Meta te dice que su última campaña generó un 6×. Google te dice que la suya, un 5×. TikTok reclama otro 4×. Sumas los ingresos atribuidos por cada plataforma y descubres que, según ellas, has facturado un 180% de lo que realmente entró en caja.
No es un error. Es el diseño. Cada plataforma se atribuye toda conversión que haya tocado, aunque haya tocado catorce más. El ROAS de plataforma no es una medición: es un argumento de venta dirigido a ti, su cliente.
El problema real aparece cuando tomas decisiones de presupuesto con esos números. Escalas la campaña con el «mejor ROAS» y el negocio no crece al ritmo que la cifra promete — porque esa cifra estaba contando conversiones que habrían ocurrido igual. Recortas la campaña con «peor ROAS» y las ventas totales bajan más de lo esperado — porque esa campaña estaba abriendo demanda que otras cerraban.
El ROAS de plataforma no es una medición: es un argumento de venta dirigido a ti.

§

**Descripción de la tarea**
Copia el texto sobre el ROAS de plataforma desde «Meta te dice» hasta «entró en caja.», pero reemplaza «facturado» por «ingresado».

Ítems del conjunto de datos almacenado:

§

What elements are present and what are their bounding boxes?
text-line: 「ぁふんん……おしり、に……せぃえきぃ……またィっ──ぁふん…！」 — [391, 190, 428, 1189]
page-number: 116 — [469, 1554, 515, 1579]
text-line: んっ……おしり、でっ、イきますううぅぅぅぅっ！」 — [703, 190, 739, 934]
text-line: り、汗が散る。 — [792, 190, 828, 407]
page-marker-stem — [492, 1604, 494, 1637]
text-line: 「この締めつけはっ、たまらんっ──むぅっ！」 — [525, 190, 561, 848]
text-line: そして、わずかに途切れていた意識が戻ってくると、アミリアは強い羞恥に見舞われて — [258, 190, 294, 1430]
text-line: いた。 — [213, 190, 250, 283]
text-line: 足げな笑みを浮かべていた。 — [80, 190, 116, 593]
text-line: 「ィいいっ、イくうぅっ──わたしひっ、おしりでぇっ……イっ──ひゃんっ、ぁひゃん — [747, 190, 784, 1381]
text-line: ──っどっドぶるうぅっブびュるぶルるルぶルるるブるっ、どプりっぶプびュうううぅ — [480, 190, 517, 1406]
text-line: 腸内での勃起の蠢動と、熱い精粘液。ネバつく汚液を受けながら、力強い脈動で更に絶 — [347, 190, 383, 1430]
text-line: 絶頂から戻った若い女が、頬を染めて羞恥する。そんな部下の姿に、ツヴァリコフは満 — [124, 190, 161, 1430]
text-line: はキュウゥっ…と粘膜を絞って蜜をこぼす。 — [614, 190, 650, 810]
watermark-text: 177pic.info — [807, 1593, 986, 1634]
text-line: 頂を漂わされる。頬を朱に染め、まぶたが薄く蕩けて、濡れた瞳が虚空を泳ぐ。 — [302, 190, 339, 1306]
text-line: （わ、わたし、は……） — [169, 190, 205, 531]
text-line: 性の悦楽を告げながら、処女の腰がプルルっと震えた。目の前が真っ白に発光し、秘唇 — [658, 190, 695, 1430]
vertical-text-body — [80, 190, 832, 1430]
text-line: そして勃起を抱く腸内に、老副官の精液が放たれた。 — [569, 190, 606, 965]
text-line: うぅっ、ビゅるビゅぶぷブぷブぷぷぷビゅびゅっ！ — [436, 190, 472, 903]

§

**Respuesta del ejercicio**
Meta te dice que su última campaña generó un 6×. Google te dice que la suya, un 5×. TikTok reclama otro 4×. Sumas los ingresos atribuidos por cada plataforma y descubres que, según ellas, has ingresado un 180% de lo que realmente entró en caja.